### Recorded data
--- Begin ---

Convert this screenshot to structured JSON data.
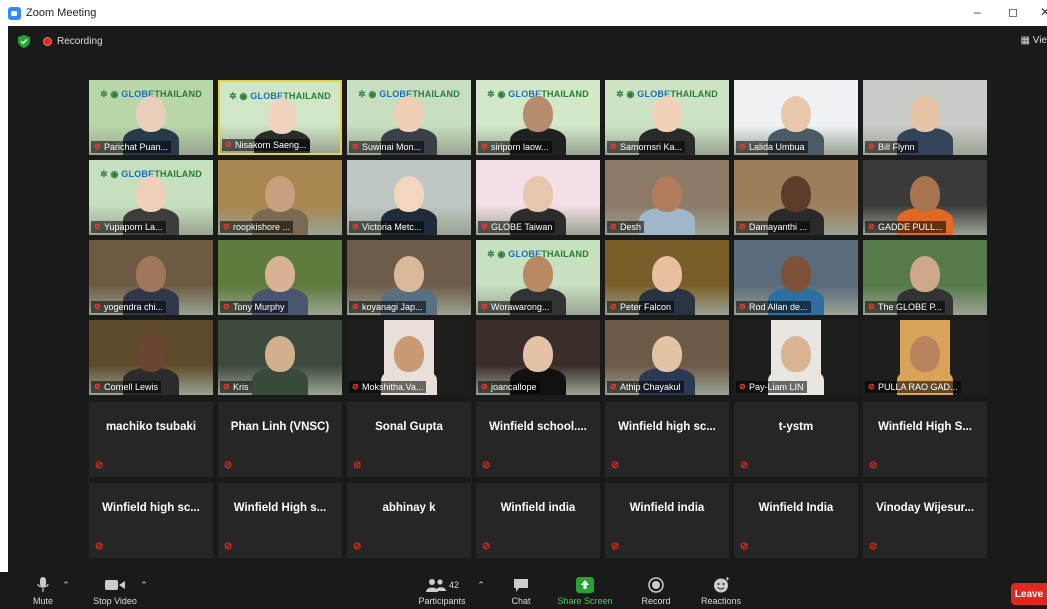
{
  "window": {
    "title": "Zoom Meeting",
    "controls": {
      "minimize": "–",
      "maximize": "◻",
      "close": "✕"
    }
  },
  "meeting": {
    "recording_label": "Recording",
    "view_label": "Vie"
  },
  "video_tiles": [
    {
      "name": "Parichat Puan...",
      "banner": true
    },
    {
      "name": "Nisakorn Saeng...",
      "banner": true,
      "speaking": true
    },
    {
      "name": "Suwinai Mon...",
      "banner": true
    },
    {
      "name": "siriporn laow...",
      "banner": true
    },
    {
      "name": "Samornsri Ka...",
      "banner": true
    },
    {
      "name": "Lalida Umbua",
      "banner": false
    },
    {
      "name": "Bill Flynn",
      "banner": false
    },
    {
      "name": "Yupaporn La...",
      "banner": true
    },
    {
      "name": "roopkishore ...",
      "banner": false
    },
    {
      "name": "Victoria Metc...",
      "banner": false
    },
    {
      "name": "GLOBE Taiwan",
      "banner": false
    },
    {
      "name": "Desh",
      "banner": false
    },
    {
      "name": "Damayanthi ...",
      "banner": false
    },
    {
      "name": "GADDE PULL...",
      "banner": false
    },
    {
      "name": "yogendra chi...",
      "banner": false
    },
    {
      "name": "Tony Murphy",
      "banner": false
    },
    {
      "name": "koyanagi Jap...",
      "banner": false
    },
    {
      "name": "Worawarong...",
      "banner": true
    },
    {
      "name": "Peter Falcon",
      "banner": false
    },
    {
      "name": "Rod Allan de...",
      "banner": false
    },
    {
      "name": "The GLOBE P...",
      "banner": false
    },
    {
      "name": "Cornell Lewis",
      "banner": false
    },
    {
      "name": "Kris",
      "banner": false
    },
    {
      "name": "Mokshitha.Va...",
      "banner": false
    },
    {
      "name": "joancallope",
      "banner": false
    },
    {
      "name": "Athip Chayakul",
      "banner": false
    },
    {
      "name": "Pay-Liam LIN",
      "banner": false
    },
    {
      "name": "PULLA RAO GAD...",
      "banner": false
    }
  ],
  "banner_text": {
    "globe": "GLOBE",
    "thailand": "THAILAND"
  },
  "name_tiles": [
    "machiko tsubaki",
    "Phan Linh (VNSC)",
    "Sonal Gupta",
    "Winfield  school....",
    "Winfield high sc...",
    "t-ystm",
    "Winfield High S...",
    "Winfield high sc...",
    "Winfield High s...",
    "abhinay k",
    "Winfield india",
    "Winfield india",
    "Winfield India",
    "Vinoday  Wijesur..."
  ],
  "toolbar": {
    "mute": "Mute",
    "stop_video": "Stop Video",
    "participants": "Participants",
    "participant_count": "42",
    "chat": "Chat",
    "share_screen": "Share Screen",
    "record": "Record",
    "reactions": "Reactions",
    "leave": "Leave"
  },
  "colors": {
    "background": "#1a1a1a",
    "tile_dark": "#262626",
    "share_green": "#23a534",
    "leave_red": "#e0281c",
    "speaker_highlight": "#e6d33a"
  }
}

--- End ---
--- Begin ---

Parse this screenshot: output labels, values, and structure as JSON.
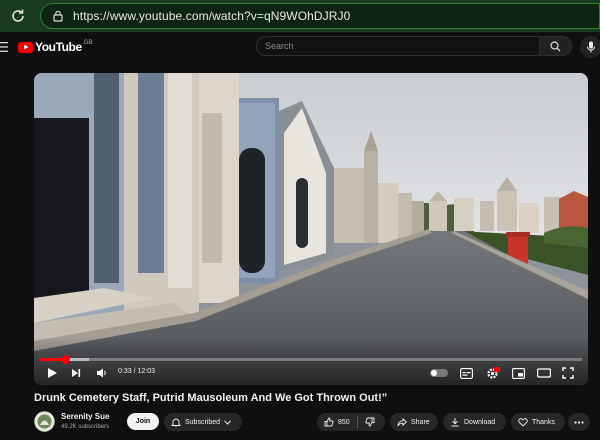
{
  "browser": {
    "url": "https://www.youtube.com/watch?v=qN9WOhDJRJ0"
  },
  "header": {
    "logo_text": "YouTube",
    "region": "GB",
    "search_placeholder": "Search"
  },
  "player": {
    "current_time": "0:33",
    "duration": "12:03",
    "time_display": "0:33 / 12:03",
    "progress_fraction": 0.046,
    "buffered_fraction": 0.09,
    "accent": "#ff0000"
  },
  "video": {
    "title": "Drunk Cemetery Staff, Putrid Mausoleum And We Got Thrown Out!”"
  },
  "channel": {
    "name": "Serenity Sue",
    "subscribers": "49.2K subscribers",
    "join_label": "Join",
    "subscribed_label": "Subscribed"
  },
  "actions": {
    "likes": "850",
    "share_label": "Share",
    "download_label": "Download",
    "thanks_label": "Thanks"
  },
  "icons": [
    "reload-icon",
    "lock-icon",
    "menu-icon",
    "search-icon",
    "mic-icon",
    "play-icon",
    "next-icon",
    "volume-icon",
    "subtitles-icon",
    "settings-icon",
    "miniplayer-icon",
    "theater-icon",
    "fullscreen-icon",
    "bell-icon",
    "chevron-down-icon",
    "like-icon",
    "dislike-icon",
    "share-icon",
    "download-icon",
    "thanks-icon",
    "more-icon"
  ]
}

--- End ---

Lines from the records above that hold "this" are the ones to list.

Convert this screenshot to structured JSON data.
Parse this screenshot: output labels, values, and structure as JSON.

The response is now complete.